Filter this material down to the lines that hold "selected", copying each one.
────────────────────
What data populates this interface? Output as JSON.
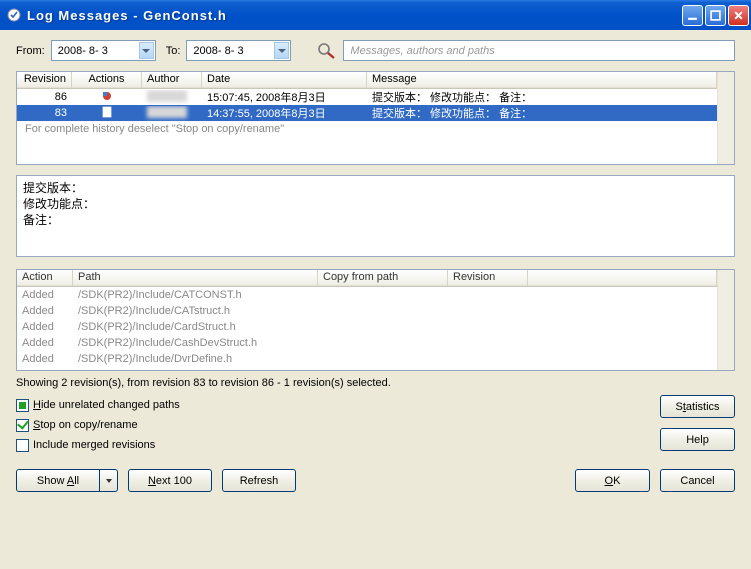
{
  "window": {
    "title": "Log Messages - GenConst.h"
  },
  "filter": {
    "from_label": "From:",
    "to_label": "To:",
    "date_from": "2008- 8- 3",
    "date_to": "2008- 8- 3",
    "search_placeholder": "Messages, authors and paths"
  },
  "revisions": {
    "headers": {
      "rev": "Revision",
      "actions": "Actions",
      "author": "Author",
      "date": "Date",
      "msg": "Message"
    },
    "rows": [
      {
        "rev": "86",
        "action_icon": "modify-replace",
        "author": "",
        "date": "15:07:45, 2008年8月3日",
        "msg": "提交版本： 修改功能点： 备注：",
        "selected": false
      },
      {
        "rev": "83",
        "action_icon": "add",
        "author": "",
        "date": "14:37:55, 2008年8月3日",
        "msg": "提交版本： 修改功能点： 备注：",
        "selected": true
      }
    ],
    "hint": "For complete history deselect \"Stop on copy/rename\""
  },
  "detail": {
    "line1": "提交版本：",
    "line2": "修改功能点：",
    "line3": "备注："
  },
  "paths": {
    "headers": {
      "action": "Action",
      "path": "Path",
      "copy": "Copy from path",
      "rev": "Revision"
    },
    "rows": [
      {
        "action": "Added",
        "path": "/SDK(PR2)/Include/CATCONST.h"
      },
      {
        "action": "Added",
        "path": "/SDK(PR2)/Include/CATstruct.h"
      },
      {
        "action": "Added",
        "path": "/SDK(PR2)/Include/CardStruct.h"
      },
      {
        "action": "Added",
        "path": "/SDK(PR2)/Include/CashDevStruct.h"
      },
      {
        "action": "Added",
        "path": "/SDK(PR2)/Include/DvrDefine.h"
      }
    ]
  },
  "status": "Showing 2 revision(s), from revision 83 to revision 86 - 1 revision(s) selected.",
  "checks": {
    "hide": "Hide unrelated changed paths",
    "stop": "Stop on copy/rename",
    "merged": "Include merged revisions"
  },
  "buttons": {
    "statistics": "Statistics",
    "help": "Help",
    "showall": "Show All",
    "next100": "Next 100",
    "refresh": "Refresh",
    "ok": "OK",
    "cancel": "Cancel"
  }
}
────────────────────
- _Response to this exercise_:
        "selected": false
        "selected": true
  "status": "Showing 2 revision(s), from revision 83 to revision 86 - 1 revision(s) selected.",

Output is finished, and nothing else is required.